- Data for this exercise -
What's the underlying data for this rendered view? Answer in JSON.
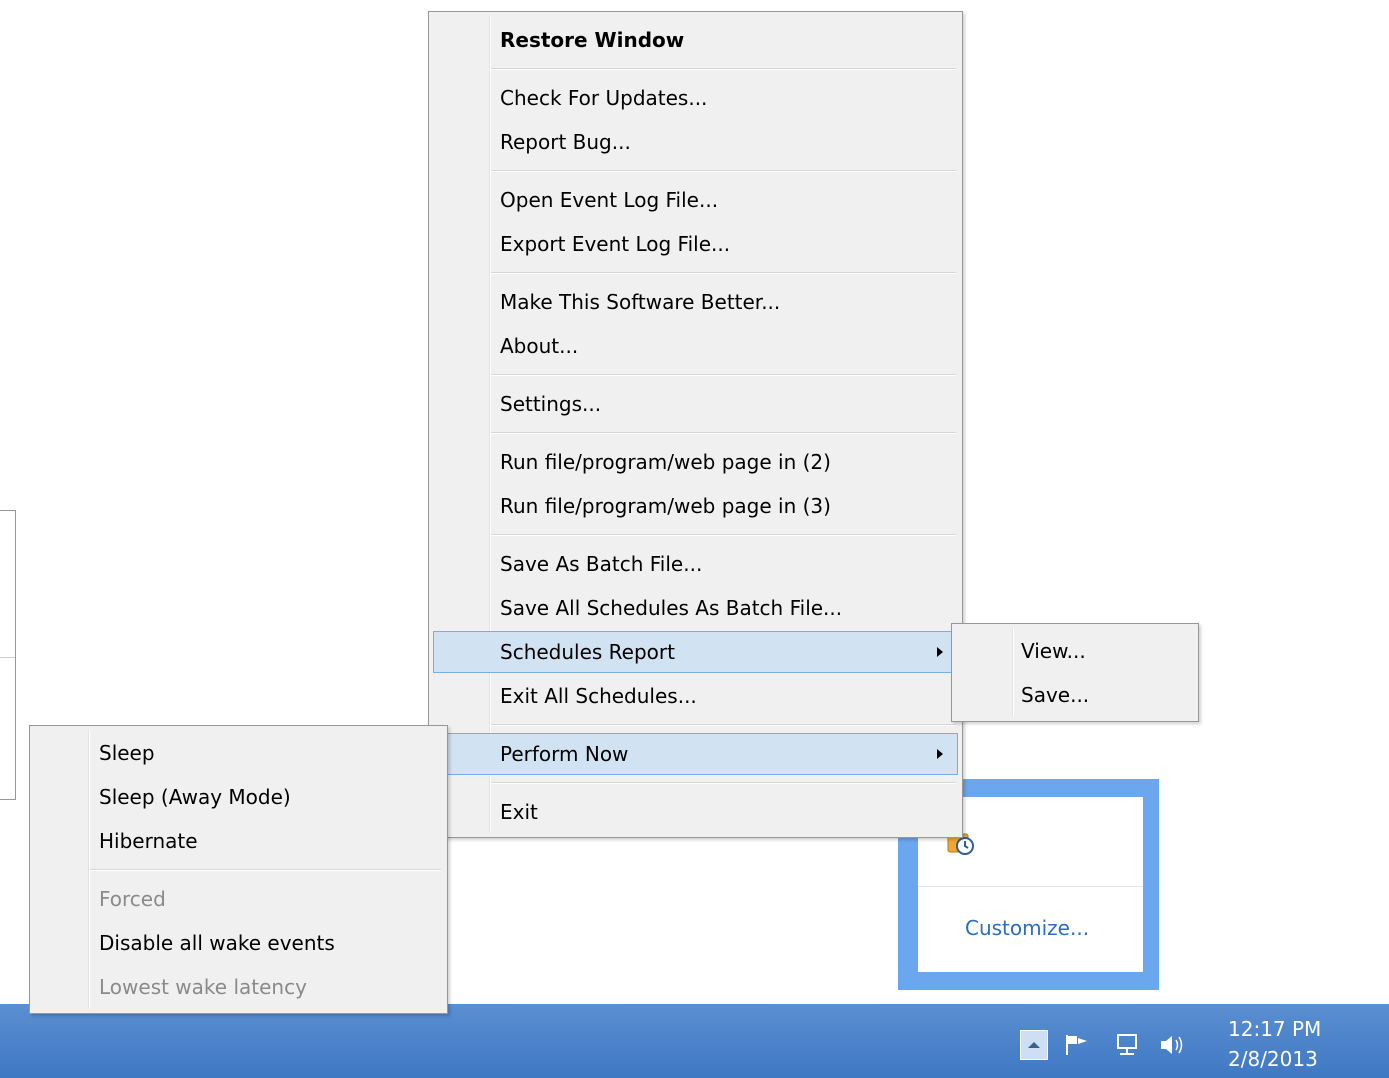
{
  "main_menu": {
    "items": [
      {
        "label": "Restore Window"
      },
      {
        "label": "Check For Updates..."
      },
      {
        "label": "Report Bug..."
      },
      {
        "label": "Open Event Log File..."
      },
      {
        "label": "Export Event Log File..."
      },
      {
        "label": "Make This Software Better..."
      },
      {
        "label": "About..."
      },
      {
        "label": "Settings..."
      },
      {
        "label": "Run file/program/web page in (2)"
      },
      {
        "label": "Run file/program/web page in (3)"
      },
      {
        "label": "Save As Batch File..."
      },
      {
        "label": "Save All Schedules As Batch File..."
      },
      {
        "label": "Schedules Report"
      },
      {
        "label": "Exit All Schedules..."
      },
      {
        "label": "Perform Now"
      },
      {
        "label": "Exit"
      }
    ]
  },
  "schedules_report_submenu": {
    "items": [
      {
        "label": "View..."
      },
      {
        "label": "Save..."
      }
    ]
  },
  "perform_now_submenu": {
    "items": [
      {
        "label": "Sleep"
      },
      {
        "label": "Sleep (Away Mode)"
      },
      {
        "label": "Hibernate"
      },
      {
        "label": "Forced",
        "disabled": true
      },
      {
        "label": "Disable all wake events"
      },
      {
        "label": "Lowest wake latency",
        "disabled": true
      }
    ]
  },
  "tray_overflow": {
    "customize_label": "Customize..."
  },
  "taskbar": {
    "time": "12:17 PM",
    "date": "2/8/2013",
    "color": "#4a83ca"
  },
  "colors": {
    "menu_bg": "#f0f0f0",
    "highlight_bg": "#d1e2f2",
    "highlight_border": "#78aee5",
    "link": "#2a6ebf"
  }
}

- Task directions -
Count how many lines in the data above hold the string "Exit", and give the number with no other words.

- Problem solution -
2